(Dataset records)
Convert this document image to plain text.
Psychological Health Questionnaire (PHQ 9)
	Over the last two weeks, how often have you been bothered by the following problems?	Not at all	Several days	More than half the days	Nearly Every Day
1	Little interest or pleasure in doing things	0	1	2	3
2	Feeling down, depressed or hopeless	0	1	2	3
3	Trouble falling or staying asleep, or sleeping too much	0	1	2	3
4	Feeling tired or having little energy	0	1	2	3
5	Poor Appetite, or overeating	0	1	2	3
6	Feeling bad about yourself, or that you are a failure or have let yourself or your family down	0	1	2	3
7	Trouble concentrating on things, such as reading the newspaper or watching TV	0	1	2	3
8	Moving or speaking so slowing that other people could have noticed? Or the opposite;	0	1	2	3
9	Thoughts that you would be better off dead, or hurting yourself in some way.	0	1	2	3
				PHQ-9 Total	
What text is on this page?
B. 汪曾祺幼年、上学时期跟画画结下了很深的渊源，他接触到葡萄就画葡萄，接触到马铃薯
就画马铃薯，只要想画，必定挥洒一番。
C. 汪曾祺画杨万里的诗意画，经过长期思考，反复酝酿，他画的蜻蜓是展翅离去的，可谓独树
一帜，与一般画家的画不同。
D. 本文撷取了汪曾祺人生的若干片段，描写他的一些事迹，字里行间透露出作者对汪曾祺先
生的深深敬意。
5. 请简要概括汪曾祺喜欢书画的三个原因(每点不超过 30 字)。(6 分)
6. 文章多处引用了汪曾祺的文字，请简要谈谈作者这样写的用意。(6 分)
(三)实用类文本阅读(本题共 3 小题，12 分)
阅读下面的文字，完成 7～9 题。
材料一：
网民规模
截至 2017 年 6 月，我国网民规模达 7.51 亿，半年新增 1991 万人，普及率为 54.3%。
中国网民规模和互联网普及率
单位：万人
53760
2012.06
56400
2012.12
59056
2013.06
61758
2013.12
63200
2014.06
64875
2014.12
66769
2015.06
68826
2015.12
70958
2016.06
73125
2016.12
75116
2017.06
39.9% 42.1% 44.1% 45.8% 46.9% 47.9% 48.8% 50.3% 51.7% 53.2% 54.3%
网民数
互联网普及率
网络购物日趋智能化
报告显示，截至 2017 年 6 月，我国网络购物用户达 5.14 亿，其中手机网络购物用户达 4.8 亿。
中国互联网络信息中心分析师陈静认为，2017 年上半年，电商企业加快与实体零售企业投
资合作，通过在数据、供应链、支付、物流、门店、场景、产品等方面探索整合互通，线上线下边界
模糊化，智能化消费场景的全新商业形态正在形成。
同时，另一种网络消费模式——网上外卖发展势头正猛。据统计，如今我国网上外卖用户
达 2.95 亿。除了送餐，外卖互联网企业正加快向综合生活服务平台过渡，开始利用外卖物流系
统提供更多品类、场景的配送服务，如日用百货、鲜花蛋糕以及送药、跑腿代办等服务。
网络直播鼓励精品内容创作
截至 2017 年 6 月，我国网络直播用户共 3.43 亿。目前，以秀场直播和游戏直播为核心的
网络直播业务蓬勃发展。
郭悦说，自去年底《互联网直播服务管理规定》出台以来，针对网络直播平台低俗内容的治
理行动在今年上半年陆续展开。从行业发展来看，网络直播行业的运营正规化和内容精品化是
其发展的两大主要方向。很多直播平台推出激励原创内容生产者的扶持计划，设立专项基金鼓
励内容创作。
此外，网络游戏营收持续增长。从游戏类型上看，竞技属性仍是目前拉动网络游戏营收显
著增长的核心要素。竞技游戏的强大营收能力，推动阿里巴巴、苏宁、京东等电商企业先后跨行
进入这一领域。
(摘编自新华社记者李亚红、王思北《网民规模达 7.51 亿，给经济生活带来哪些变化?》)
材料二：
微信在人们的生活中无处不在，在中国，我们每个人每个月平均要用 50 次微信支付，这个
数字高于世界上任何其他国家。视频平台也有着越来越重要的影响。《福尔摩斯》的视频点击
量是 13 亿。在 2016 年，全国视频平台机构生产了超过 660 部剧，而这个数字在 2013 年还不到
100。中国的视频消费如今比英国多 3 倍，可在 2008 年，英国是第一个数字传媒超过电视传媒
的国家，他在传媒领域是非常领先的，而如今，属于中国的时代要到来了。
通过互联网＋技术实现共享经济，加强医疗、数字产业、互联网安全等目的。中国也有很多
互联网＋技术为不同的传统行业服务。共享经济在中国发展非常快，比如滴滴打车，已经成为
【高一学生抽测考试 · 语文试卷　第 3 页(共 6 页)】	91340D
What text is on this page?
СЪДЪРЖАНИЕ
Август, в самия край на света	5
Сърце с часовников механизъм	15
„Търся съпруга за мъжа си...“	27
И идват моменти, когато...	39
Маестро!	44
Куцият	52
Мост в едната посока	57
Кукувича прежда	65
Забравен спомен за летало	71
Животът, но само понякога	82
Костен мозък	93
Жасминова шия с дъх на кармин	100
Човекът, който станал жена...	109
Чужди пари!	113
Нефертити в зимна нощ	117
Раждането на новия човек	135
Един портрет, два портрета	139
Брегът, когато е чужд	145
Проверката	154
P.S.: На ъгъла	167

#### Written exercise:
Write down all the entries again without a single difference.

#### Written response:
Convert this document image to plain text.
Psychological Health Questionnaire (PHQ 9)
	Over the last two weeks, how often have you been bothered by the following problems?	Not at all	Several days	More than half the days	Nearly Every Day
1	Little interest or pleasure in doing things	0	1	2	3
2	Feeling down, depressed or hopeless	0	1	2	3
3	Trouble falling or staying asleep, or sleeping too much	0	1	2	3
4	Feeling tired or having little energy	0	1	2	3
5	Poor Appetite, or overeating	0	1	2	3
6	Feeling bad about yourself, or that you are a failure or have let yourself or your family down	0	1	2	3
7	Trouble concentrating on things, such as reading the newspaper or watching TV	0	1	2	3
8	Moving or speaking so slowing that other people could have noticed? Or the opposite;	0	1	2	3
9	Thoughts that you would be better off dead, or hurting yourself in some way.	0	1	2	3
				PHQ-9 Total	
What text is on this page?
B. 汪曾祺幼年、上学时期跟画画结下了很深的渊源，他接触到葡萄就画葡萄，接触到马铃薯
就画马铃薯，只要想画，必定挥洒一番。
C. 汪曾祺画杨万里的诗意画，经过长期思考，反复酝酿，他画的蜻蜓是展翅离去的，可谓独树
一帜，与一般画家的画不同。
D. 本文撷取了汪曾祺人生的若干片段，描写他的一些事迹，字里行间透露出作者对汪曾祺先
生的深深敬意。
5. 请简要概括汪曾祺喜欢书画的三个原因(每点不超过 30 字)。(6 分)
6. 文章多处引用了汪曾祺的文字，请简要谈谈作者这样写的用意。(6 分)
(三)实用类文本阅读(本题共 3 小题，12 分)
阅读下面的文字，完成 7～9 题。
材料一：
网民规模
截至 2017 年 6 月，我国网民规模达 7.51 亿，半年新增 1991 万人，普及率为 54.3%。
中国网民规模和互联网普及率
单位：万人
53760
2012.06
56400
2012.12
59056
2013.06
61758
2013.12
63200
2014.06
64875
2014.12
66769
2015.06
68826
2015.12
70958
2016.06
73125
2016.12
75116
2017.06
39.9% 42.1% 44.1% 45.8% 46.9% 47.9% 48.8% 50.3% 51.7% 53.2% 54.3%
网民数
互联网普及率
网络购物日趋智能化
报告显示，截至 2017 年 6 月，我国网络购物用户达 5.14 亿，其中手机网络购物用户达 4.8 亿。
中国互联网络信息中心分析师陈静认为，2017 年上半年，电商企业加快与实体零售企业投
资合作，通过在数据、供应链、支付、物流、门店、场景、产品等方面探索整合互通，线上线下边界
模糊化，智能化消费场景的全新商业形态正在形成。
同时，另一种网络消费模式——网上外卖发展势头正猛。据统计，如今我国网上外卖用户
达 2.95 亿。除了送餐，外卖互联网企业正加快向综合生活服务平台过渡，开始利用外卖物流系
统提供更多品类、场景的配送服务，如日用百货、鲜花蛋糕以及送药、跑腿代办等服务。
网络直播鼓励精品内容创作
截至 2017 年 6 月，我国网络直播用户共 3.43 亿。目前，以秀场直播和游戏直播为核心的
网络直播业务蓬勃发展。
郭悦说，自去年底《互联网直播服务管理规定》出台以来，针对网络直播平台低俗内容的治
理行动在今年上半年陆续展开。从行业发展来看，网络直播行业的运营正规化和内容精品化是
其发展的两大主要方向。很多直播平台推出激励原创内容生产者的扶持计划，设立专项基金鼓
励内容创作。
此外，网络游戏营收持续增长。从游戏类型上看，竞技属性仍是目前拉动网络游戏营收显
著增长的核心要素。竞技游戏的强大营收能力，推动阿里巴巴、苏宁、京东等电商企业先后跨行
进入这一领域。
(摘编自新华社记者李亚红、王思北《网民规模达 7.51 亿，给经济生活带来哪些变化?》)
材料二：
微信在人们的生活中无处不在，在中国，我们每个人每个月平均要用 50 次微信支付，这个
数字高于世界上任何其他国家。视频平台也有着越来越重要的影响。《福尔摩斯》的视频点击
量是 13 亿。在 2016 年，全国视频平台机构生产了超过 660 部剧，而这个数字在 2013 年还不到
100。中国的视频消费如今比英国多 3 倍，可在 2008 年，英国是第一个数字传媒超过电视传媒
的国家，他在传媒领域是非常领先的，而如今，属于中国的时代要到来了。
通过互联网＋技术实现共享经济，加强医疗、数字产业、互联网安全等目的。中国也有很多
互联网＋技术为不同的传统行业服务。共享经济在中国发展非常快，比如滴滴打车，已经成为
【高一学生抽测考试 · 语文试卷　第 3 页(共 6 页)】	91340D
What text is on this page?
СЪДЪРЖАНИЕ
Август, в самия край на света	5
Сърце с часовников механизъм	15
„Търся съпруга за мъжа си...“	27
И идват моменти, когато...	39
Маестро!	44
Куцият	52
Мост в едната посока	57
Кукувича прежда	65
Забравен спомен за летало	71
Животът, но само понякога	82
Костен мозък	93
Жасминова шия с дъх на кармин	100
Човекът, който станал жена...	109
Чужди пари!	113
Нефертити в зимна нощ	117
Раждането на новия човек	135
Един портрет, два портрета	139
Брегът, когато е чужд	145
Проверката	154
P.S.: На ъгъла	167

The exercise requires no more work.